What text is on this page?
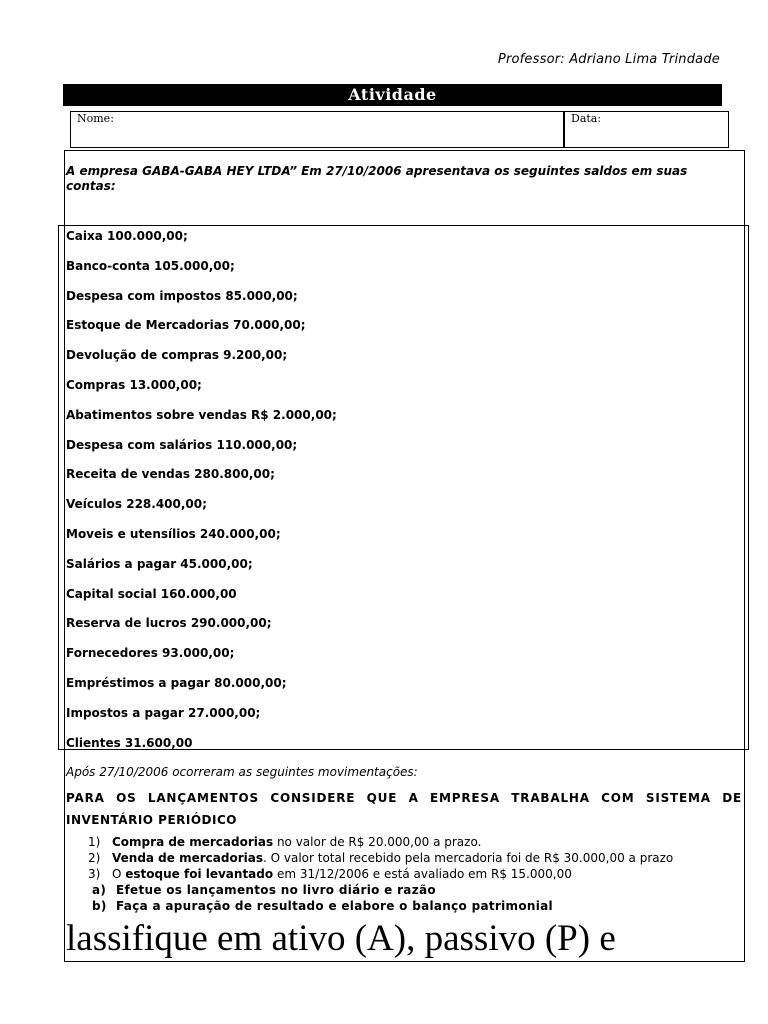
Professor: Adriano Lima Trindade
Atividade
Nome:	Data:
A empresa GABA-GABA HEY LTDA” Em 27/10/2006 apresentava os seguintes saldos em suas contas:
Caixa 100.000,00;
Banco-conta 105.000,00;
Despesa com impostos 85.000,00;
Estoque de Mercadorias 70.000,00;
Devolução de compras 9.200,00;
Compras 13.000,00;
Abatimentos sobre vendas R$ 2.000,00;
Despesa com salários 110.000,00;
Receita de vendas 280.800,00;
Veículos 228.400,00;
Moveis e utensílios 240.000,00;
Salários a pagar 45.000,00;
Capital social 160.000,00
Reserva de lucros 290.000,00;
Fornecedores 93.000,00;
Empréstimos a pagar 80.000,00;
Impostos a pagar 27.000,00;
Clientes 31.600,00
Após 27/10/2006 ocorreram as seguintes movimentações:
PARA OS LANÇAMENTOS CONSIDERE QUE A EMPRESA TRABALHA COM SISTEMA DE
INVENTÁRIO PERIÓDICO
1) Compra de mercadorias no valor de R$ 20.000,00 a prazo.
2) Venda de mercadorias. O valor total recebido pela mercadoria foi de R$ 30.000,00 a prazo
3) O estoque foi levantado em 31/12/2006 e está avaliado em R$ 15.000,00
a) Efetue os lançamentos no livro diário e razão
b) Faça a apuração de resultado e elabore o balanço patrimonial
lassifique em ativo (A), passivo (P) e
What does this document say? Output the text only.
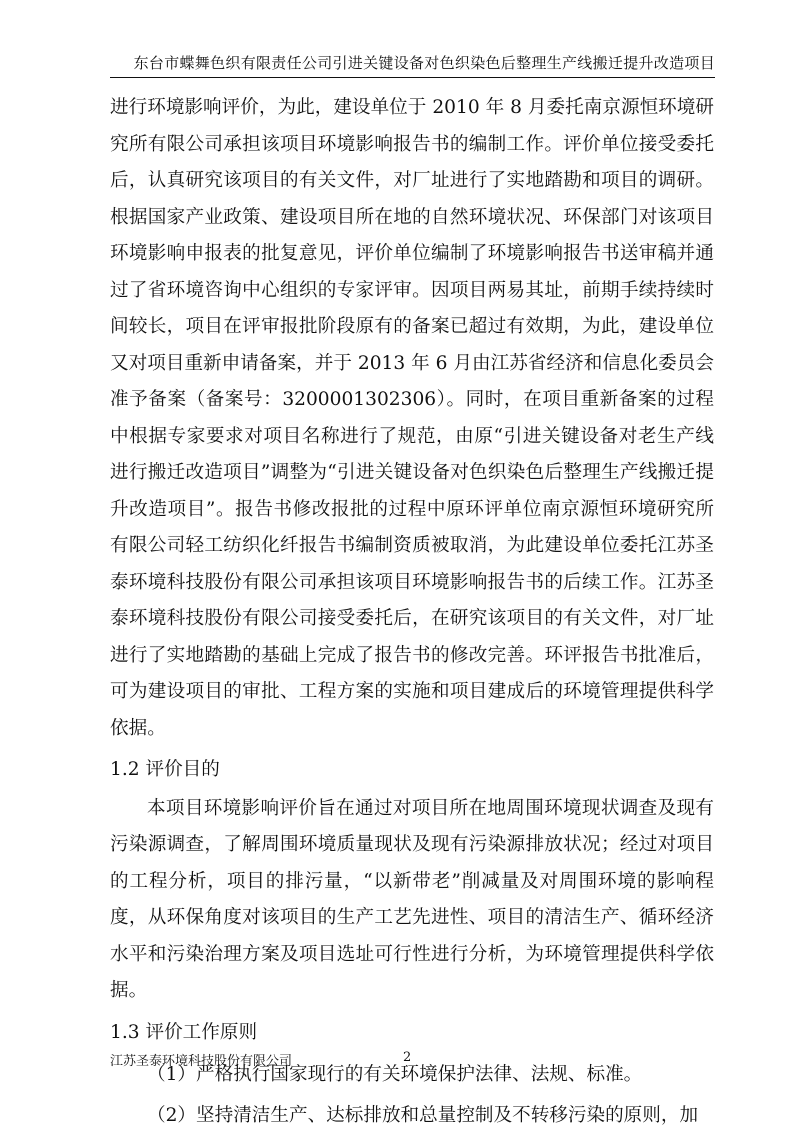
东台市蝶舞色织有限责任公司引进关键设备对色织染色后整理生产线搬迁提升改造项目

进行环境影响评价，为此，建设单位于 2010 年 8 月委托南京源恒环境研究所有限公司承担该项目环境影响报告书的编制工作。评价单位接受委托后，认真研究该项目的有关文件，对厂址进行了实地踏勘和项目的调研。根据国家产业政策、建设项目所在地的自然环境状况、环保部门对该项目环境影响申报表的批复意见，评价单位编制了环境影响报告书送审稿并通过了省环境咨询中心组织的专家评审。因项目两易其址，前期手续持续时间较长，项目在评审报批阶段原有的备案已超过有效期，为此，建设单位又对项目重新申请备案，并于 2013 年 6 月由江苏省经济和信息化委员会准予备案（备案号：3200001302306）。同时，在项目重新备案的过程中根据专家要求对项目名称进行了规范，由原“引进关键设备对老生产线进行搬迁改造项目”调整为“引进关键设备对色织染色后整理生产线搬迁提升改造项目”。报告书修改报批的过程中原环评单位南京源恒环境研究所有限公司轻工纺织化纤报告书编制资质被取消，为此建设单位委托江苏圣泰环境科技股份有限公司承担该项目环境影响报告书的后续工作。江苏圣泰环境科技股份有限公司接受委托后，在研究该项目的有关文件，对厂址进行了实地踏勘的基础上完成了报告书的修改完善。环评报告书批准后，可为建设项目的审批、工程方案的实施和项目建成后的环境管理提供科学依据。

1.2 评价目的

本项目环境影响评价旨在通过对项目所在地周围环境现状调查及现有污染源调查，了解周围环境质量现状及现有污染源排放状况；经过对项目的工程分析，项目的排污量，“以新带老”削减量及对周围环境的影响程度，从环保角度对该项目的生产工艺先进性、项目的清洁生产、循环经济水平和污染治理方案及项目选址可行性进行分析，为环境管理提供科学依据。

1.3 评价工作原则

（1）严格执行国家现行的有关环境保护法律、法规、标准。

（2）坚持清洁生产、达标排放和总量控制及不转移污染的原则，加

江苏圣泰环境科技股份有限公司	2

• **BRIEF**: Search the lines for the string "pagar" and copy every line that has it.

• **REPLY**:
Salários a pagar 45.000,00;
Empréstimos a pagar 80.000,00;
Impostos a pagar 27.000,00;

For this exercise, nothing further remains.